# Stated exercise:
Go through the records and copy each line where the word "Learning" occurs.

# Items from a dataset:
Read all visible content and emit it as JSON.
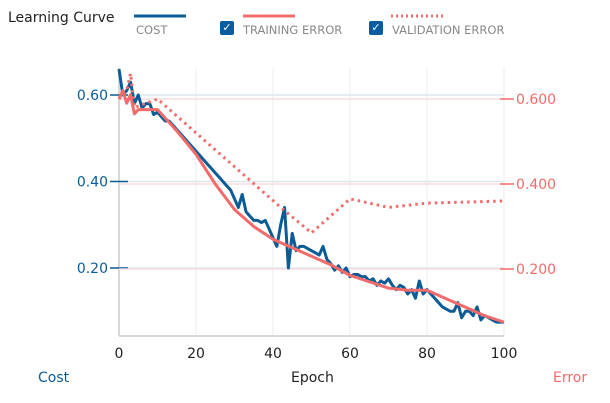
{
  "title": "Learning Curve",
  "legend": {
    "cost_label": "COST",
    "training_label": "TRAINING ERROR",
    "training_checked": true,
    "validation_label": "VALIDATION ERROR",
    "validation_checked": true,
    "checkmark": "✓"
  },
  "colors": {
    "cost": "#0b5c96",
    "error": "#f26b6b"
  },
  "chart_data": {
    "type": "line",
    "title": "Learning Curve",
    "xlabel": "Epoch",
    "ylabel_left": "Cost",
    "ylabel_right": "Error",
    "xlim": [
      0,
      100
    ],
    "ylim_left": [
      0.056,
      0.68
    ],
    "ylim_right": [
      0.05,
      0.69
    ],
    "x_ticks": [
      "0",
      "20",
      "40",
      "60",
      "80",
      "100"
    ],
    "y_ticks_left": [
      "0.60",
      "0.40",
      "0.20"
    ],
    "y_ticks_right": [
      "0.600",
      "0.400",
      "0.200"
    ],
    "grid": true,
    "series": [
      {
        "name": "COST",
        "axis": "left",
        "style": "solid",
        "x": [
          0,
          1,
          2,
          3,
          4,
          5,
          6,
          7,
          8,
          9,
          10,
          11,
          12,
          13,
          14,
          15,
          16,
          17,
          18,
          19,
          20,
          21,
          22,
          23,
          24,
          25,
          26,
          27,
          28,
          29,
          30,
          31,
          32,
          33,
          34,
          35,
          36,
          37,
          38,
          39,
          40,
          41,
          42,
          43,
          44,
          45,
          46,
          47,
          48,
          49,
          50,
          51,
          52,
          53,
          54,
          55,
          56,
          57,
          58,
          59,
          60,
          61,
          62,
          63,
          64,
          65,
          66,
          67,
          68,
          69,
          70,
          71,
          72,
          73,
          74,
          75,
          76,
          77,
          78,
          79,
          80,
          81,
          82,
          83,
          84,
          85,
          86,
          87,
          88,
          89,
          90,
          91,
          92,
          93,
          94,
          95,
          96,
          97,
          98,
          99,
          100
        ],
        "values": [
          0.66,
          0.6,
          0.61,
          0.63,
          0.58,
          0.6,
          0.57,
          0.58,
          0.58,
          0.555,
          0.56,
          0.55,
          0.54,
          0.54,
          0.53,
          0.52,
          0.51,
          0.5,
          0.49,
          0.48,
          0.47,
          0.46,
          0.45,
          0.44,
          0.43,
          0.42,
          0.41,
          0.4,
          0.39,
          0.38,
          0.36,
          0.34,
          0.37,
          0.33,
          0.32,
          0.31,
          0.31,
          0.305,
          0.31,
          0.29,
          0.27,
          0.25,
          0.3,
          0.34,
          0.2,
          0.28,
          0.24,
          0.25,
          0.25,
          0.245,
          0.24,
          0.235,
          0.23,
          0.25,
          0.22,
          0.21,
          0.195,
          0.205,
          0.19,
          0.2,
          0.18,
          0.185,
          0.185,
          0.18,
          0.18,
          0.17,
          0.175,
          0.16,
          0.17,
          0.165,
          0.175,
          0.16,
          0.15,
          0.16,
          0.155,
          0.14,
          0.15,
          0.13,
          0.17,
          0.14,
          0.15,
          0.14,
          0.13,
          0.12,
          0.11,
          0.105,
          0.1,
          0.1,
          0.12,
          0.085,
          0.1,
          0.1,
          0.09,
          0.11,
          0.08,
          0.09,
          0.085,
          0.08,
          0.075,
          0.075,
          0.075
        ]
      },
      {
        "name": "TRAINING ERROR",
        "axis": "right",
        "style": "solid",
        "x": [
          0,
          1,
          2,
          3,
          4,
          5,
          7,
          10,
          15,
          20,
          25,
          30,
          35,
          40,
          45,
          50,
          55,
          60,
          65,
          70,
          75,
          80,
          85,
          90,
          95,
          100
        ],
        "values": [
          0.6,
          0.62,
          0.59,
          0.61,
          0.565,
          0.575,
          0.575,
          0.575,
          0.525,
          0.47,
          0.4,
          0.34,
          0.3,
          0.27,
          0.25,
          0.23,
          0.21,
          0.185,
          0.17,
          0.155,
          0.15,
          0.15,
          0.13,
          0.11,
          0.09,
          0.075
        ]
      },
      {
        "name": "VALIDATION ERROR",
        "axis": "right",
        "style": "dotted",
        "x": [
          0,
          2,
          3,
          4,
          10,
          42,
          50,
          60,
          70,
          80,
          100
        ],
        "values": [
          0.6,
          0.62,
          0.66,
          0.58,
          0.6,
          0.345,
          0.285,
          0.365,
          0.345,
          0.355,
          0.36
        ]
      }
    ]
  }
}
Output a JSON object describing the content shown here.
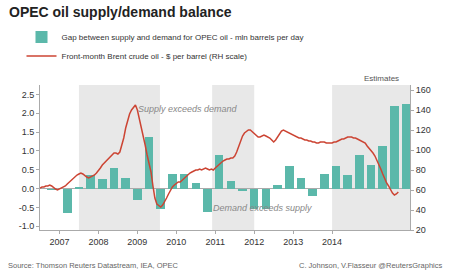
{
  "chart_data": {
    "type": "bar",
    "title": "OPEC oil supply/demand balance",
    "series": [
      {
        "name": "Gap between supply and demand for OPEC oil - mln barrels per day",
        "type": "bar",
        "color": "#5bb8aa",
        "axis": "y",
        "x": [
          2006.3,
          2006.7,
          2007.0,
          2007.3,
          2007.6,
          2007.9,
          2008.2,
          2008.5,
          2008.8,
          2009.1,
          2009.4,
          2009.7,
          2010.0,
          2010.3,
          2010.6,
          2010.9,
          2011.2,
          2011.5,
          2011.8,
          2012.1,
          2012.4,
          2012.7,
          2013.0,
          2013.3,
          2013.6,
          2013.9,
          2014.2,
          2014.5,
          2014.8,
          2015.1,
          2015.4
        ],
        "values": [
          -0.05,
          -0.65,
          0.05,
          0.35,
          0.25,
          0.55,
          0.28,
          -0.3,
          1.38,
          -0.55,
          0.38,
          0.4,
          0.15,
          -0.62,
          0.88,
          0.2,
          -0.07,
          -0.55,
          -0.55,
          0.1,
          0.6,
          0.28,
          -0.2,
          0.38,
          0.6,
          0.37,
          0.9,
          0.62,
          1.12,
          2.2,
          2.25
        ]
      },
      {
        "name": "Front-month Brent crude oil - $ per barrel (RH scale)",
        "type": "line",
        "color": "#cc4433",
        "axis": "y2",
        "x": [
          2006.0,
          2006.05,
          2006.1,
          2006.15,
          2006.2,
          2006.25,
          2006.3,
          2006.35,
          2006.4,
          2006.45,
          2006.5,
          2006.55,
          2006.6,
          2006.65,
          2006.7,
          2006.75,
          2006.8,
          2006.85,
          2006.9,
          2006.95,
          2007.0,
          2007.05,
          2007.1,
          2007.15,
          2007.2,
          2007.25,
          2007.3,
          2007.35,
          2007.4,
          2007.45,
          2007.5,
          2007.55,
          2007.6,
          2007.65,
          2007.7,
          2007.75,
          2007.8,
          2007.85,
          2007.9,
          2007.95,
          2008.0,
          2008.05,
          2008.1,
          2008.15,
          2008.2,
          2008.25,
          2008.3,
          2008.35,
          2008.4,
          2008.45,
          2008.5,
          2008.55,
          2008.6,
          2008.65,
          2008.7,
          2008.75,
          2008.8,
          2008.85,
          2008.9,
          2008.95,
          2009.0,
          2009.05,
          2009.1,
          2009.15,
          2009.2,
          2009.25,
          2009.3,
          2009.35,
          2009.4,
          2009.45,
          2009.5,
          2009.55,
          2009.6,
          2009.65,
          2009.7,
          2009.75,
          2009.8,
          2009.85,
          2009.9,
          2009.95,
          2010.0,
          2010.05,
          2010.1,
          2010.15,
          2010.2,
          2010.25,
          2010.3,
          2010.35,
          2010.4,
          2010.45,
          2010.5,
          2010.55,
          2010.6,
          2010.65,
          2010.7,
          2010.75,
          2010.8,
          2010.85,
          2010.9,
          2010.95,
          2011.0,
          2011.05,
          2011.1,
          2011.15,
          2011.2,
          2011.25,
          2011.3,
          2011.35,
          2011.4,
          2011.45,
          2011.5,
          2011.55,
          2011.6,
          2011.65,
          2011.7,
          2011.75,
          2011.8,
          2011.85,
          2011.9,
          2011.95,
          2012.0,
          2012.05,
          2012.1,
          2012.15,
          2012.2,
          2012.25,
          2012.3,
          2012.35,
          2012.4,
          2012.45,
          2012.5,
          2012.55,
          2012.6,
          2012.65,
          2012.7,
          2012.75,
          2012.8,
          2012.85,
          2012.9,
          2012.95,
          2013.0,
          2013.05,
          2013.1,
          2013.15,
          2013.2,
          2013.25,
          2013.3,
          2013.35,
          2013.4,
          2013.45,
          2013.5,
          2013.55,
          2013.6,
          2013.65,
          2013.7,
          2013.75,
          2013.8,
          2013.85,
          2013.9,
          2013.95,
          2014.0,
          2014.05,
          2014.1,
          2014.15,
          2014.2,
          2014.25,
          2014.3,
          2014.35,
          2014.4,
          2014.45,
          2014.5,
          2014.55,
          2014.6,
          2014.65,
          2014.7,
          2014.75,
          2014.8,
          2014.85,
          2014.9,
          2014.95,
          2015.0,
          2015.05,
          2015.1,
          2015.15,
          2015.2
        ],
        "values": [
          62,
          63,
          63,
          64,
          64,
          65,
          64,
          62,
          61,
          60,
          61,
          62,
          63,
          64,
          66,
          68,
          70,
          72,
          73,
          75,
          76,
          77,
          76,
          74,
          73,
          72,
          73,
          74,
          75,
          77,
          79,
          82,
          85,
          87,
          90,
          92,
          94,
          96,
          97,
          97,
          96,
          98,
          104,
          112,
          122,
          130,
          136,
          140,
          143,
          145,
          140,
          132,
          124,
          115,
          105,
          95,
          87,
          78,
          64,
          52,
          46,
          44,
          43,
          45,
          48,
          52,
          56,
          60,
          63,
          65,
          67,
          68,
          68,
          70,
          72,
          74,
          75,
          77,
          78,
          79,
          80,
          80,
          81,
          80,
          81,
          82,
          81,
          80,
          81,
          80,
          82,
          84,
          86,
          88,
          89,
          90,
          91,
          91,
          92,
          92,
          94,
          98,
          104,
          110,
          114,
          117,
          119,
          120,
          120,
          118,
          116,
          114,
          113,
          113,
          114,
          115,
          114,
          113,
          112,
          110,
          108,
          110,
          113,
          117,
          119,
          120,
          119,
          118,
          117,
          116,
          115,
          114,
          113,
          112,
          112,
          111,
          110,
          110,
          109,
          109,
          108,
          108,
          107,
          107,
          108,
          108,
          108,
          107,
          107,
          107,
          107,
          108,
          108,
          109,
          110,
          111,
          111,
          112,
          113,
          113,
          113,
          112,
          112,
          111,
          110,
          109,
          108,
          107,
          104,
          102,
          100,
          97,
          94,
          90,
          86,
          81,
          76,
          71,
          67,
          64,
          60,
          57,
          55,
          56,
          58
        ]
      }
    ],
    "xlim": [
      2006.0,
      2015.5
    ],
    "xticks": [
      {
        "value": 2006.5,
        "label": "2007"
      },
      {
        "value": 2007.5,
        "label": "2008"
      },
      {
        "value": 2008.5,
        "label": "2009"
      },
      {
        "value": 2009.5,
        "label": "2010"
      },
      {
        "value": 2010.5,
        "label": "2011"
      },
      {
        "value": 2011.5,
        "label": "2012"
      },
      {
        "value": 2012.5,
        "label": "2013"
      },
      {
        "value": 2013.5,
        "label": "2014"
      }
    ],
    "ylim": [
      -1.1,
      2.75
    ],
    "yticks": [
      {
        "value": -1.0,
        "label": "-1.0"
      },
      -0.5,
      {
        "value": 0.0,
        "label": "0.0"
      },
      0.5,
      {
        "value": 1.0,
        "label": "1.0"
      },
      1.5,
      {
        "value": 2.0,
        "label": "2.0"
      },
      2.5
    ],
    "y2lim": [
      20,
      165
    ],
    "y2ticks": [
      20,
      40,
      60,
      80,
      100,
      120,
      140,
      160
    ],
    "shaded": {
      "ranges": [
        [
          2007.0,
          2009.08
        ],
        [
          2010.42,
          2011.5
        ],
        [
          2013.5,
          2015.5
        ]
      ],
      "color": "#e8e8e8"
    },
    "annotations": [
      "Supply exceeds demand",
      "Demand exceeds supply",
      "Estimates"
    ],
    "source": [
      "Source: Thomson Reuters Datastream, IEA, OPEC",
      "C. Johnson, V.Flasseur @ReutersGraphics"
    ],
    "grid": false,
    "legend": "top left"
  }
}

# Result of the task:
  "title": "Learning Curve",
    "title": "Learning Curve",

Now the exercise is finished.